Carry on the thank-you note about attending the Ordain Women priesthood action in Salt Lake, starting right after its final sentence.

* [Passage to read]:
** Begin **
To the amazing men and women who donated to help send me to Salt Lake, thank you thank you thank you! I live in Cleveland, Ohio, and I knew there was no way that I could afford to go to the priesthood action, but I wanted so desperately to go. When the Church press release came out, I just felt a burning in my bosom, and I knew I had to be there. For the last few years Church has been very hard for me, and I have pulled away. It is Ordain Women that has pulled me back. Standing in City Creek park, surrounded by my sisters, listening to the words of my sisters I felt so inspired, so galvanized to action. When all five hundred of us sang Come Come Ye Saints, I wept, because I felt so much love, so much power. To put it in Mormon-speak: I felt the Spirit, and I felt it strong. The opportunity to stand in line (or in my case sit, as at six and a half months pregnant I opted for a wheelchair), and ask for my place in the priesthood session was incredibly empowering to me. I know that it was a very painful experience for many, but for me it was so incredibly freeing. I felt like God was telling me “This is how you can stay. How you can raise your daughter in this Church you love. Stay, serve, speak.”
** End **
* [Material]:
** Begin **
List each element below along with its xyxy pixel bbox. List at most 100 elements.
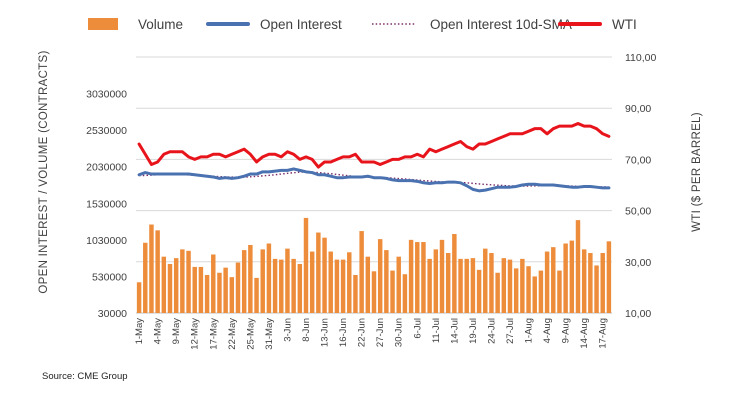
** End **
* [Response to the exercise]:
Thank you for your service, for your gift to all of us who were able to come to Salt Lake, but especially I want to thank you for your gift to me. Because that is exactly what this experience has been. A true gift, one that has brought peace and light into my life. I honestly didn’t expect that. I will carry this with me for the rest of my life. You gave that to me. Thank you with all my heart.
I felt so honored to attend the OW event at the Priesthood session. It would not have been possible financially to make it work with our “young starving student” status. It was life changing. I felt such a conformation that I was indeed at the right place at the right time. I was humbled at the thought of sharing this experience with my daughter as she grows. I was moved to tears of gratitude at the offer of financial help. Thank you thank you whoever you are. Your deed will always be a part of the memory of that day.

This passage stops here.